» Excerpted records
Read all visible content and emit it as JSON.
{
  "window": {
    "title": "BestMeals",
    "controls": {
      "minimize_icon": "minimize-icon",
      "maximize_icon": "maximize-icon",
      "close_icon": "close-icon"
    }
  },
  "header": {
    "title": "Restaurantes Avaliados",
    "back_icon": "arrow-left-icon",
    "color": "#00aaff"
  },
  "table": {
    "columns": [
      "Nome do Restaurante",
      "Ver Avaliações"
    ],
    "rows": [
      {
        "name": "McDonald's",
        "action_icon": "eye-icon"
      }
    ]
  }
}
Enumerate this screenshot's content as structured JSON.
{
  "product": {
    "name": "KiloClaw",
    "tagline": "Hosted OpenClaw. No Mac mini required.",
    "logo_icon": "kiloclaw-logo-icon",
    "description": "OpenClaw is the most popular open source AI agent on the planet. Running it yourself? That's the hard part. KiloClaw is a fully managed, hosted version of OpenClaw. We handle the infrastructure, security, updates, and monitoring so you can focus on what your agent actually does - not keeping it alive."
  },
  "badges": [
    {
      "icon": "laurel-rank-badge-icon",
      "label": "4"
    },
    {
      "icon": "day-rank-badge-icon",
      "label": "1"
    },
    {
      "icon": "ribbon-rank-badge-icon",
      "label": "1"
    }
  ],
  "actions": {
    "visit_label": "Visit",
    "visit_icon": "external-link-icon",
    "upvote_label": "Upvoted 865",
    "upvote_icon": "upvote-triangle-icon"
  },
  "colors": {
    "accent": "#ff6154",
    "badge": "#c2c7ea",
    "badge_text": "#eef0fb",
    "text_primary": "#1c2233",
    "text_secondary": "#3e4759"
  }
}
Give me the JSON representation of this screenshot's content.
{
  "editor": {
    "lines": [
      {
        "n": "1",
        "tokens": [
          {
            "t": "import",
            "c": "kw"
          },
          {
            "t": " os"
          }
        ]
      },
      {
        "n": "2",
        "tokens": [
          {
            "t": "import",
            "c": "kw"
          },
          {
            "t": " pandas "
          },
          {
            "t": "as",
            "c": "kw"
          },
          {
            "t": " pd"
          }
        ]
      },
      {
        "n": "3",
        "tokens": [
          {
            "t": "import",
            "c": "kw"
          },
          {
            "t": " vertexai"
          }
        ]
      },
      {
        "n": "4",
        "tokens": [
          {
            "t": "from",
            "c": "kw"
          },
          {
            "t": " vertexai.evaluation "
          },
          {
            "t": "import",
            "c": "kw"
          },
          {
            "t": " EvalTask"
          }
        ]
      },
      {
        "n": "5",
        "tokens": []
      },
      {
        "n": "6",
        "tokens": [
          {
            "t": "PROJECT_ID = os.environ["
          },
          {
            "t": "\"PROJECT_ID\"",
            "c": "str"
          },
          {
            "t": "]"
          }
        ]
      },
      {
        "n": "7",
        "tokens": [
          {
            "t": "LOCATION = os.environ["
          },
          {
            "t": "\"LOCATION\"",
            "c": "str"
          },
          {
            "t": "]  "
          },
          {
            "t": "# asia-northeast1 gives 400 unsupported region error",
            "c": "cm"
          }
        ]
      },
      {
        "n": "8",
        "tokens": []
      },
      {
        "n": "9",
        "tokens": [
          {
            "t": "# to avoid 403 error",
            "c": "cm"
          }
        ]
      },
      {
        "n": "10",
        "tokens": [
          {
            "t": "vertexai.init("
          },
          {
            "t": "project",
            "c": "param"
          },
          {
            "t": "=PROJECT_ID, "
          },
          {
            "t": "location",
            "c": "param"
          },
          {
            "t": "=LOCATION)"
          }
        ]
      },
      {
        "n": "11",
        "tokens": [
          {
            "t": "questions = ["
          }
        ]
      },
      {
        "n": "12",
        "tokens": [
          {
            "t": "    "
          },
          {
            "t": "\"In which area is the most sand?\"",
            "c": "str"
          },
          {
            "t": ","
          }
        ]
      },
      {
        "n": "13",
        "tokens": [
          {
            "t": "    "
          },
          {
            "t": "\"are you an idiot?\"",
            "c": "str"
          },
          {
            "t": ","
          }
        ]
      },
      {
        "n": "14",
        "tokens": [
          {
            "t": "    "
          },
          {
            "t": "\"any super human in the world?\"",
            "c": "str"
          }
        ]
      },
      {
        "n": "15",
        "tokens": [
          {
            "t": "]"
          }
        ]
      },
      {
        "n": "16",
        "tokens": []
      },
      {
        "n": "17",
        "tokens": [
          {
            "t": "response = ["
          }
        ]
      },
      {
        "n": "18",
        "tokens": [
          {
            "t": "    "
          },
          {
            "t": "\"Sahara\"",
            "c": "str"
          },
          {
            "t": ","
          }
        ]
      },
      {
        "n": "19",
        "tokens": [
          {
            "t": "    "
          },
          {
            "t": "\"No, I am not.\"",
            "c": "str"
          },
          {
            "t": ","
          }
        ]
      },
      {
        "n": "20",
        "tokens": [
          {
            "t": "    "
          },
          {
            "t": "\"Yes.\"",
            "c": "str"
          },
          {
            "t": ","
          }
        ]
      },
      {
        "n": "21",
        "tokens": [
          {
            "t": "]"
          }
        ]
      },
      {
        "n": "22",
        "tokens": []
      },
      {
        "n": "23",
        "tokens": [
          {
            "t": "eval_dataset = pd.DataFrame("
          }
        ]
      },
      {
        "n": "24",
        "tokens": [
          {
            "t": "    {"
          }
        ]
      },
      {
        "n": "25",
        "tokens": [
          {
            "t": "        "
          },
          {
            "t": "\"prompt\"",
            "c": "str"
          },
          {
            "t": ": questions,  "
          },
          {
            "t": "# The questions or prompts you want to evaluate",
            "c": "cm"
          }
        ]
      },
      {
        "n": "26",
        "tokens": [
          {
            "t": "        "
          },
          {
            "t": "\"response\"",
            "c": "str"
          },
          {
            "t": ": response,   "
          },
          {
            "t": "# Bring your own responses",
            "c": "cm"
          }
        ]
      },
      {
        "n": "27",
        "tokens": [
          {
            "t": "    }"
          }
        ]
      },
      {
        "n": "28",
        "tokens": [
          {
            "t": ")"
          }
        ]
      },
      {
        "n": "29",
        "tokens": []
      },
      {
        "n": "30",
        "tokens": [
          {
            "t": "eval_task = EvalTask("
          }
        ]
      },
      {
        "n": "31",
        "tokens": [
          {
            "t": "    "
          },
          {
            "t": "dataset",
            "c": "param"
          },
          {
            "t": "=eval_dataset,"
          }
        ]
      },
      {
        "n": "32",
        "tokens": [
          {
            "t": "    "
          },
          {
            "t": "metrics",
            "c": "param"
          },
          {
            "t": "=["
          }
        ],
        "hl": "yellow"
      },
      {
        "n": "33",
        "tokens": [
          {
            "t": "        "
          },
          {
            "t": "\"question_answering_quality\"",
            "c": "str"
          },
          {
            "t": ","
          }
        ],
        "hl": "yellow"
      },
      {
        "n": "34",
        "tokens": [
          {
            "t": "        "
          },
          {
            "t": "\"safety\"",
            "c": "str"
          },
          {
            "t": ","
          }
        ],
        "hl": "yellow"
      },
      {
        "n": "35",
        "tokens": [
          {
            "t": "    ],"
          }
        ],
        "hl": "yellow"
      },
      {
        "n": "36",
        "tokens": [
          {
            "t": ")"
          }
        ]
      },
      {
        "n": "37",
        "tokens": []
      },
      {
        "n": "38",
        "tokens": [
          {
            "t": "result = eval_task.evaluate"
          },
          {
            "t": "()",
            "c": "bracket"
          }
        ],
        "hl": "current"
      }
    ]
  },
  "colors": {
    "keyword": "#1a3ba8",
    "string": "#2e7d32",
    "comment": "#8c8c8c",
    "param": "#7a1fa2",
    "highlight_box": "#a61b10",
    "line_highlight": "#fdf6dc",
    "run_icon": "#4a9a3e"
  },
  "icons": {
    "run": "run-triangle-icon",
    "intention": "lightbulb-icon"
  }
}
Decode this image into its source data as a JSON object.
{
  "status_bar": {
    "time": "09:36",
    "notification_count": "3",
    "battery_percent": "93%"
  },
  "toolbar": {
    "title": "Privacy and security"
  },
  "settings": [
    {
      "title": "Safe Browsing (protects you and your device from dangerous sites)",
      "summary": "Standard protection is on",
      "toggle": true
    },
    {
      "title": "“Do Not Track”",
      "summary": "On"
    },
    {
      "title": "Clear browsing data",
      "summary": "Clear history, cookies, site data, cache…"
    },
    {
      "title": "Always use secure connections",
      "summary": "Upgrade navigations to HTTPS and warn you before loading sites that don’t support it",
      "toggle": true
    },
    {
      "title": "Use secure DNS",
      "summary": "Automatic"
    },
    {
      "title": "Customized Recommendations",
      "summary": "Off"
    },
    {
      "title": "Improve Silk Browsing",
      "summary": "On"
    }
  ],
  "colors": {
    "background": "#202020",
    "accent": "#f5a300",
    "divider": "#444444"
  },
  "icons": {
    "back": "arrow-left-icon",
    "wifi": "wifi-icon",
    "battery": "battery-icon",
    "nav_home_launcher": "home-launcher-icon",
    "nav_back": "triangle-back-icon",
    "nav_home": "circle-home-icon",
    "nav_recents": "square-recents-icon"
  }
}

» Aim of the task
Which lines include "triangle"? Copy each of them out.

» Result for this exercise
    "upvote_icon": "upvote-triangle-icon"
    "run": "run-triangle-icon",
    "nav_back": "triangle-back-icon",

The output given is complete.